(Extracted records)
----

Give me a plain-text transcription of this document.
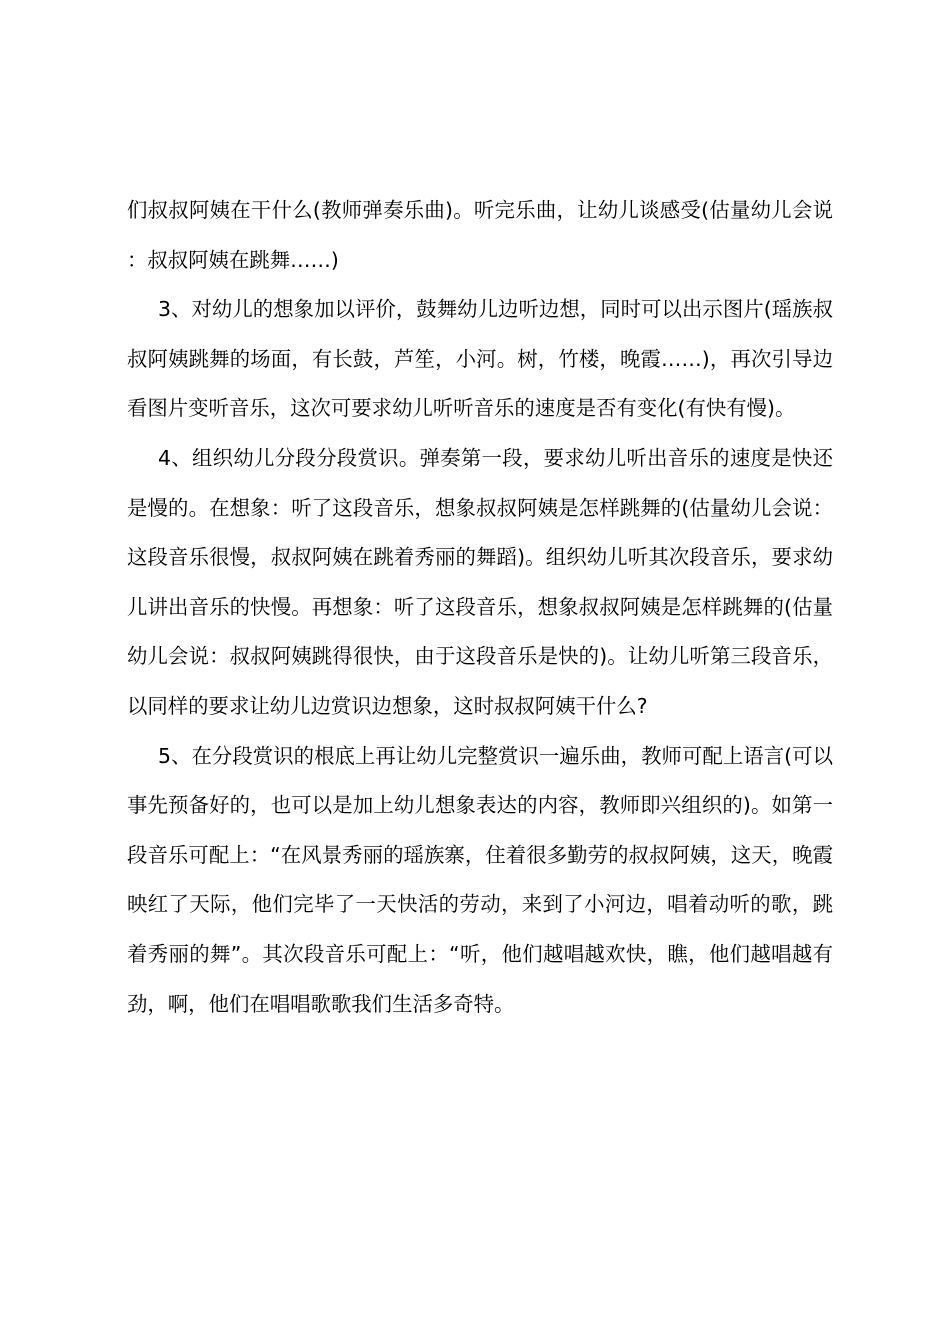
们叔叔阿姨在干什么(教师弹奏乐曲)。听完乐曲，让幼儿谈感受(估量幼儿会说：叔叔阿姨在跳舞……)

3、对幼儿的想象加以评价，鼓舞幼儿边听边想，同时可以出示图片(瑶族叔叔阿姨跳舞的场面，有长鼓，芦笙，小河。树，竹楼，晚霞……)，再次引导边看图片变听音乐，这次可要求幼儿听听音乐的速度是否有变化(有快有慢)。

4、组织幼儿分段分段赏识。弹奏第一段，要求幼儿听出音乐的速度是快还是慢的。在想象：听了这段音乐，想象叔叔阿姨是怎样跳舞的(估量幼儿会说：这段音乐很慢，叔叔阿姨在跳着秀丽的舞蹈)。组织幼儿听其次段音乐，要求幼儿讲出音乐的快慢。再想象：听了这段音乐，想象叔叔阿姨是怎样跳舞的(估量幼儿会说：叔叔阿姨跳得很快，由于这段音乐是快的)。让幼儿听第三段音乐，以同样的要求让幼儿边赏识边想象，这时叔叔阿姨干什么?

5、在分段赏识的根底上再让幼儿完整赏识一遍乐曲，教师可配上语言(可以事先预备好的，也可以是加上幼儿想象表达的内容，教师即兴组织的)。如第一段音乐可配上：“在风景秀丽的瑶族寨，住着很多勤劳的叔叔阿姨，这天，晚霞映红了天际，他们完毕了一天快活的劳动，来到了小河边，唱着动听的歌，跳着秀丽的舞”。其次段音乐可配上：“听，他们越唱越欢快，瞧，他们越唱越有劲，啊，他们在唱唱歌歌我们生活多奇特。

----

_What is being asked_:
Transcribe the material exactly, and leave out whatever pictures it holds.

_Complete output_:
Give me a plain-text transcription of this document.
们叔叔阿姨在干什么(教师弹奏乐曲)。听完乐曲，让幼儿谈感受(估量幼儿会说：叔叔阿姨在跳舞……)

3、对幼儿的想象加以评价，鼓舞幼儿边听边想，同时可以出示图片(瑶族叔叔阿姨跳舞的场面，有长鼓，芦笙，小河。树，竹楼，晚霞……)，再次引导边看图片变听音乐，这次可要求幼儿听听音乐的速度是否有变化(有快有慢)。

4、组织幼儿分段分段赏识。弹奏第一段，要求幼儿听出音乐的速度是快还是慢的。在想象：听了这段音乐，想象叔叔阿姨是怎样跳舞的(估量幼儿会说：这段音乐很慢，叔叔阿姨在跳着秀丽的舞蹈)。组织幼儿听其次段音乐，要求幼儿讲出音乐的快慢。再想象：听了这段音乐，想象叔叔阿姨是怎样跳舞的(估量幼儿会说：叔叔阿姨跳得很快，由于这段音乐是快的)。让幼儿听第三段音乐，以同样的要求让幼儿边赏识边想象，这时叔叔阿姨干什么?

5、在分段赏识的根底上再让幼儿完整赏识一遍乐曲，教师可配上语言(可以事先预备好的，也可以是加上幼儿想象表达的内容，教师即兴组织的)。如第一段音乐可配上：“在风景秀丽的瑶族寨，住着很多勤劳的叔叔阿姨，这天，晚霞映红了天际，他们完毕了一天快活的劳动，来到了小河边，唱着动听的歌，跳着秀丽的舞”。其次段音乐可配上：“听，他们越唱越欢快，瞧，他们越唱越有劲，啊，他们在唱唱歌歌我们生活多奇特。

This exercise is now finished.